Saved entries:
%%

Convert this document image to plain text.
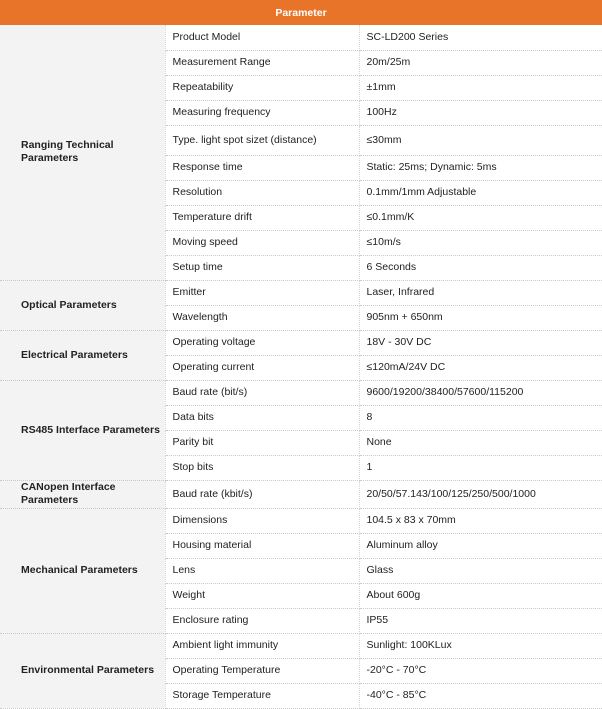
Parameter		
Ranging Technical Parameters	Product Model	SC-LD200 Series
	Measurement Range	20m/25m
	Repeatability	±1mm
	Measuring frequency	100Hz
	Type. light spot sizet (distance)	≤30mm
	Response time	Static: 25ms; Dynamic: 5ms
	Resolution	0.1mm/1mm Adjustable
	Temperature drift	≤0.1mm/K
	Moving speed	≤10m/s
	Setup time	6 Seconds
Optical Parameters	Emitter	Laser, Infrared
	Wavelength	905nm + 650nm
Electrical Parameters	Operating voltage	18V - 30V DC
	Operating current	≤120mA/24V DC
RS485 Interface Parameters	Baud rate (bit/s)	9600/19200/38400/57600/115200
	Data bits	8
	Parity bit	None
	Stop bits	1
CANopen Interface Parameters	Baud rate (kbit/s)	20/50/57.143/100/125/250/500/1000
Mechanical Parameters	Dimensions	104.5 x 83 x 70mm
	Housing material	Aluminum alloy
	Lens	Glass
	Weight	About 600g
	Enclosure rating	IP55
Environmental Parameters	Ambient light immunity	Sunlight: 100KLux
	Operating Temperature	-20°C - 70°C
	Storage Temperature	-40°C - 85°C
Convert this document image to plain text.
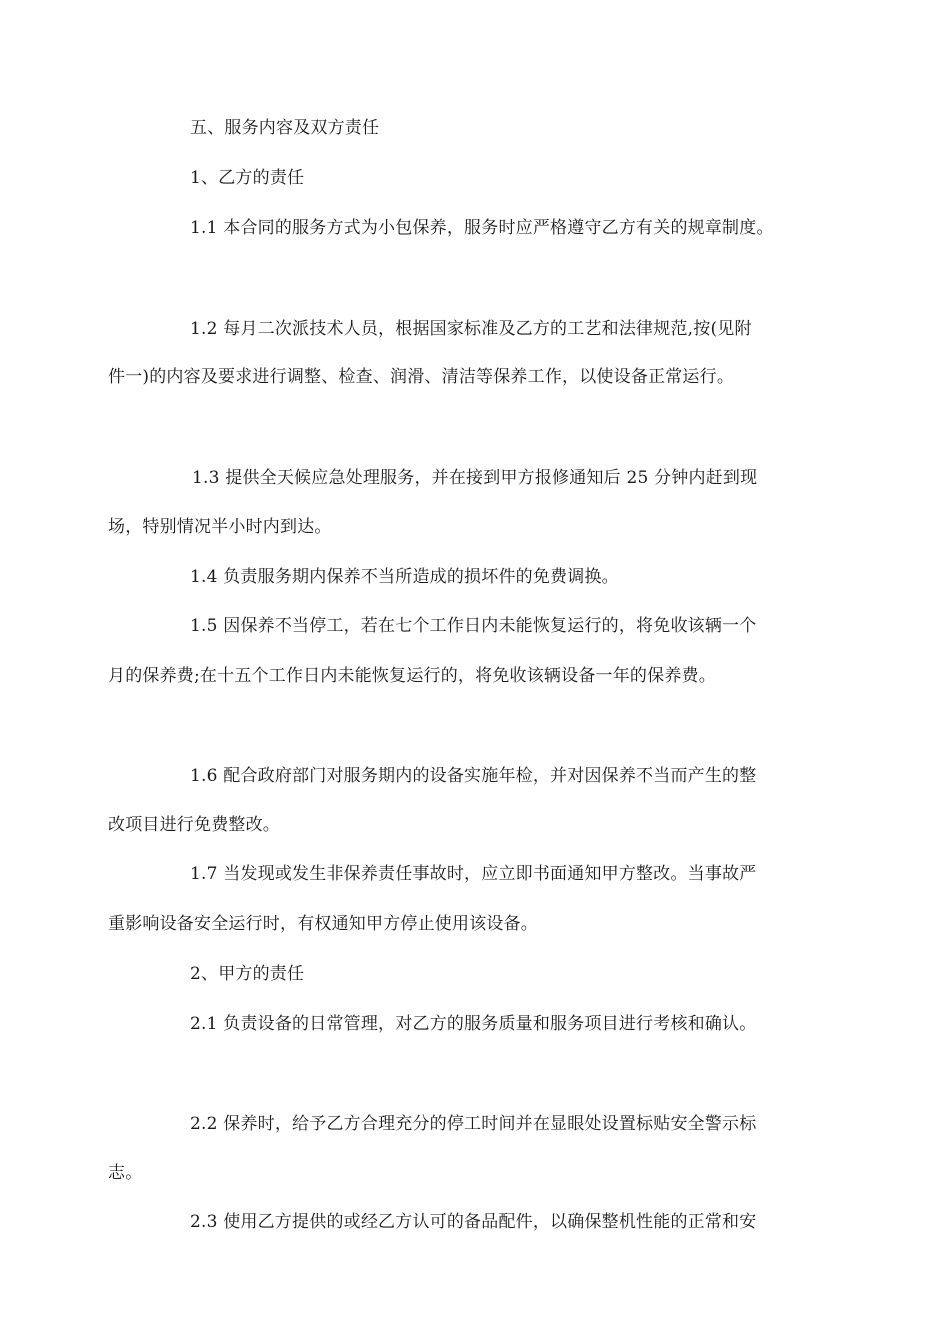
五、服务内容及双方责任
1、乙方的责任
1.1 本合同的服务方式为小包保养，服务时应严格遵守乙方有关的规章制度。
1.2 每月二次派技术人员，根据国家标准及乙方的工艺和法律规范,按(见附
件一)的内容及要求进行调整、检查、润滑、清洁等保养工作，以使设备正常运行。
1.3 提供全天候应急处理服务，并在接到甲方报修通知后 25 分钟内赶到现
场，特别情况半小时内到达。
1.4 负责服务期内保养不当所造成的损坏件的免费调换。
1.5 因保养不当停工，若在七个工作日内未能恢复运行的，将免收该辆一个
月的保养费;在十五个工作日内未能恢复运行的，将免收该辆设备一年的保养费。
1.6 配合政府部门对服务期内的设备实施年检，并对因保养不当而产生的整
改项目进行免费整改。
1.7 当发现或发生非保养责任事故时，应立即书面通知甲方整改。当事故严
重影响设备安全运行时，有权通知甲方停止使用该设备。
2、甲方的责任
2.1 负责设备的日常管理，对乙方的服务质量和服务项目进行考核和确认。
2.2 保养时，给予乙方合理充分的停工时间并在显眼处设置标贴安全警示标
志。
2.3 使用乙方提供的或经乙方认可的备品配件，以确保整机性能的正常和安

%%

Task requirements:
Without including any pictures, print each record exactly.

Output for this task:
Convert this document image to plain text.
Parameter		
Ranging Technical Parameters	Product Model	SC-LD200 Series
	Measurement Range	20m/25m
	Repeatability	±1mm
	Measuring frequency	100Hz
	Type. light spot sizet (distance)	≤30mm
	Response time	Static: 25ms; Dynamic: 5ms
	Resolution	0.1mm/1mm Adjustable
	Temperature drift	≤0.1mm/K
	Moving speed	≤10m/s
	Setup time	6 Seconds
Optical Parameters	Emitter	Laser, Infrared
	Wavelength	905nm + 650nm
Electrical Parameters	Operating voltage	18V - 30V DC
	Operating current	≤120mA/24V DC
RS485 Interface Parameters	Baud rate (bit/s)	9600/19200/38400/57600/115200
	Data bits	8
	Parity bit	None
	Stop bits	1
CANopen Interface Parameters	Baud rate (kbit/s)	20/50/57.143/100/125/250/500/1000
Mechanical Parameters	Dimensions	104.5 x 83 x 70mm
	Housing material	Aluminum alloy
	Lens	Glass
	Weight	About 600g
	Enclosure rating	IP55
Environmental Parameters	Ambient light immunity	Sunlight: 100KLux
	Operating Temperature	-20°C - 70°C
	Storage Temperature	-40°C - 85°C
Convert this document image to plain text.
五、服务内容及双方责任
1、乙方的责任
1.1 本合同的服务方式为小包保养，服务时应严格遵守乙方有关的规章制度。
1.2 每月二次派技术人员，根据国家标准及乙方的工艺和法律规范,按(见附
件一)的内容及要求进行调整、检查、润滑、清洁等保养工作，以使设备正常运行。
1.3 提供全天候应急处理服务，并在接到甲方报修通知后 25 分钟内赶到现
场，特别情况半小时内到达。
1.4 负责服务期内保养不当所造成的损坏件的免费调换。
1.5 因保养不当停工，若在七个工作日内未能恢复运行的，将免收该辆一个
月的保养费;在十五个工作日内未能恢复运行的，将免收该辆设备一年的保养费。
1.6 配合政府部门对服务期内的设备实施年检，并对因保养不当而产生的整
改项目进行免费整改。
1.7 当发现或发生非保养责任事故时，应立即书面通知甲方整改。当事故严
重影响设备安全运行时，有权通知甲方停止使用该设备。
2、甲方的责任
2.1 负责设备的日常管理，对乙方的服务质量和服务项目进行考核和确认。
2.2 保养时，给予乙方合理充分的停工时间并在显眼处设置标贴安全警示标
志。
2.3 使用乙方提供的或经乙方认可的备品配件，以确保整机性能的正常和安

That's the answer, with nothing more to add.